::: PROVIDED TEXT

Figure 2 shows the traditional spectrogram obtained by the discrete Fourier transform (DFT) and the graph spectrogram obtained by the proposed graph Fourier basis based on the graph weight matrix \(\textbf{W}_i\) of the inter-graph, respectively. Observe from Fig. 2 that the graph spectrogram is mainly distributed in the high graph frequency regions, while the traditional spectrogram is mainly distributed in the low-frequency regions. The reason is that considering the Theorem 1 for the graph frequency ordering in [53], the smallest eigenvalue of \(\textbf{W}_i\) represents the lowest frequency, and its largest eigenvalue is the highest frequency. These are different from the traditional frequencies. Although the graph spectrogram is similar to that of the conventional spectrogram, this graph spectrogram is utterly different from that of the traditional spectrum. In addition, the proposed graph Fourier basis can map speech signals into the real graph frequency field by applying the eigenvector matrix of \(\textbf{W}_i\).
Figure 3 shows the output SNR of the proposed GMMSE-KGL method in the case of white noise versus the frame number \(M_s\) where \(N_s=256\). Observe from Fig. 3, to achieve a high output SNR, \(M_s\) should be neither too small nor too large. When it takes a small value, the relationships among non-adjacent frames cannot be well described as the designed small multiple graphs. In contrast, when \(M_s\) takes a large value, the boundaries between sub-multiple graphs might have a similar tendency, which would degrade the output SNR. Because the larger multiple graphs will lose some details of speech samples, resulting in estimating the inability to the graph spectral magnitude of speech samples well. Hence, the range of \(M_s\) can be \(M_s \in [20,30]\) in the case of \(N_s=256\), and we use \(M_s=30\) in our numerical simulations below.
Figure 4 shows the output SNR results of the proposed GMMSE-KGL method under white noise with the different vertex number \(N_s\) of the intra-graph topology \(O_i\) where \(M_s=30\). We can see from Fig. 4 that the performance of the proposed GMMSE-KGL method decreases with the increase of \(N_s\). The reason for this is that the intra-graph topology becomes more complex and larger as \(N_s\) increases, resulting in the gain function of the proposed GMMSE-KGL method is not accurately estimated by using the SGS’s graph power spectrum on \(O_i\). Moreover, the proposed GMMSE-KGL method in the case of \(N_s=64\) would obtain a better performance. Considering the fairness of comparison, we use the frame with length 256 and build our intra-graph with \(N_s=256\), that is, \(O_i = (\mathcal {V}_{i},{\textbf {W}}_{i}^{256 \times 256})\).

::::::
::: PROVIDED INFORMATION

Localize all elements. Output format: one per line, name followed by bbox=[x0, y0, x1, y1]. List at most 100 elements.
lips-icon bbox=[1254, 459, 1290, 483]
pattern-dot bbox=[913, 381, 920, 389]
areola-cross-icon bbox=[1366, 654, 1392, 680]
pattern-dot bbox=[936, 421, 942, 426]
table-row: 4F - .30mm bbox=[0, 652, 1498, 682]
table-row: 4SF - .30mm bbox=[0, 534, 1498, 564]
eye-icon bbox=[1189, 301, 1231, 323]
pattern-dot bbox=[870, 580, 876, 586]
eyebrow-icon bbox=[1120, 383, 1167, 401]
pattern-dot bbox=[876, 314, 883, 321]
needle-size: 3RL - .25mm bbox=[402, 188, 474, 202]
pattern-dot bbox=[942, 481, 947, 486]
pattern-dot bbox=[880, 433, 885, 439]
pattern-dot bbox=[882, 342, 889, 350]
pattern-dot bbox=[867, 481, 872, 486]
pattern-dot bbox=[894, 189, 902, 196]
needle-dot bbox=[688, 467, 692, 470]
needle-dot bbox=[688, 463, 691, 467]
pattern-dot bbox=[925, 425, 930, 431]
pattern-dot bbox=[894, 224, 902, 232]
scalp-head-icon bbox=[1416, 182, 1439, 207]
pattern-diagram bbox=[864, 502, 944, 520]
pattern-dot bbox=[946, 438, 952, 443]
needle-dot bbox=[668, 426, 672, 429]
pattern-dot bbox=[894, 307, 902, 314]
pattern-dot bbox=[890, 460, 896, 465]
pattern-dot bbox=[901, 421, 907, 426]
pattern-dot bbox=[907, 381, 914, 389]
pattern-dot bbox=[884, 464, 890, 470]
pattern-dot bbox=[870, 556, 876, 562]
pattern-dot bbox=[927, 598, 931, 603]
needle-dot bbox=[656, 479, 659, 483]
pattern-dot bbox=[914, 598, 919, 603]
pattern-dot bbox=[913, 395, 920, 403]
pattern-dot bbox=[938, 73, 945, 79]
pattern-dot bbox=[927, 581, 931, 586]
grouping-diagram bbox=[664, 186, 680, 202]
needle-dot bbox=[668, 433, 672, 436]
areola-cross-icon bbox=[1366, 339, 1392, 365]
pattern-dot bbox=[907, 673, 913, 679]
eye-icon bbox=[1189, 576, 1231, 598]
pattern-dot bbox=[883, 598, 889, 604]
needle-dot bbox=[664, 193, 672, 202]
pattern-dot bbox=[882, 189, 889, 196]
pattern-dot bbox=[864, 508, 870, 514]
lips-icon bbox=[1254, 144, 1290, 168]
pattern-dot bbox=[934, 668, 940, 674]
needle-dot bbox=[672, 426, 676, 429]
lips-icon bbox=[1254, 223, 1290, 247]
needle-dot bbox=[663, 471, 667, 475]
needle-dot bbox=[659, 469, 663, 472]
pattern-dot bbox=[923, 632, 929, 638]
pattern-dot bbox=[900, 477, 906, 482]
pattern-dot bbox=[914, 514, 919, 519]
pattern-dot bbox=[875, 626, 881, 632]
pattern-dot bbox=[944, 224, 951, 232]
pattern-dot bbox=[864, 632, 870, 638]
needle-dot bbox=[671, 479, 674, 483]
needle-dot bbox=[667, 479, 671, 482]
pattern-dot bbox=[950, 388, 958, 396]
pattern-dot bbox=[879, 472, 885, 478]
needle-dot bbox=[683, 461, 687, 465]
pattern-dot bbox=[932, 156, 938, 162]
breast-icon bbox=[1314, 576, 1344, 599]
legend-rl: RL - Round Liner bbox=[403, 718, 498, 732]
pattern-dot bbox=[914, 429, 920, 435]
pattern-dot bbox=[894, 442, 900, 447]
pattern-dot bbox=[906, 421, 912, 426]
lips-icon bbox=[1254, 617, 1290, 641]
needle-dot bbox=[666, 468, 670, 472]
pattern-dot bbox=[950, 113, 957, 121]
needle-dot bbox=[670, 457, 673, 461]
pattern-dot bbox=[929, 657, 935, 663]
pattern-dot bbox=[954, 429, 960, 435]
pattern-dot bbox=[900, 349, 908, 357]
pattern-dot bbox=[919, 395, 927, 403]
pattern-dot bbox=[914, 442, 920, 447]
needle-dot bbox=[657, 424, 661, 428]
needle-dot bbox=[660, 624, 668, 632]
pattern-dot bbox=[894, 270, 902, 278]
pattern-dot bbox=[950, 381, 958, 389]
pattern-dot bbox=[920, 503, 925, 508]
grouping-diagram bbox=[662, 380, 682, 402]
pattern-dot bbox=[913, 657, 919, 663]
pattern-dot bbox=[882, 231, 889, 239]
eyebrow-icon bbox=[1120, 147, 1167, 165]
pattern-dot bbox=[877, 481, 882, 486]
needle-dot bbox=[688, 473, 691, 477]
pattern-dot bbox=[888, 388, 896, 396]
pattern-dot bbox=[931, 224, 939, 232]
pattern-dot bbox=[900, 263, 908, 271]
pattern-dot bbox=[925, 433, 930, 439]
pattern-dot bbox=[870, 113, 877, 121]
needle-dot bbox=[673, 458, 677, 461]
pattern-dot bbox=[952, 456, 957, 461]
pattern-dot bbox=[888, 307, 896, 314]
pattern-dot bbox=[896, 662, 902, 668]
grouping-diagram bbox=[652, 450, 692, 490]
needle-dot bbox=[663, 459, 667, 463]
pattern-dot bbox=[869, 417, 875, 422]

::::::

> _SET PROBLEM_
Extract the passage of the speech enhancement text between "Figure 3 shows" and "numerical simulations below.", inclusive. You won't need the listing for this.

> _WRITTEN ANSWER_
Figure 3 shows the output SNR of the proposed GMMSE-KGL method in the case of white noise versus the frame number \(M_s\) where \(N_s=256\). Observe from Fig. 3, to achieve a high output SNR, \(M_s\) should be neither too small nor too large. When it takes a small value, the relationships among non-adjacent frames cannot be well described as the designed small multiple graphs. In contrast, when \(M_s\) takes a large value, the boundaries between sub-multiple graphs might have a similar tendency, which would degrade the output SNR. Because the larger multiple graphs will lose some details of speech samples, resulting in estimating the inability to the graph spectral magnitude of speech samples well. Hence, the range of \(M_s\) can be \(M_s \in [20,30]\) in the case of \(N_s=256\), and we use \(M_s=30\) in our numerical simulations below.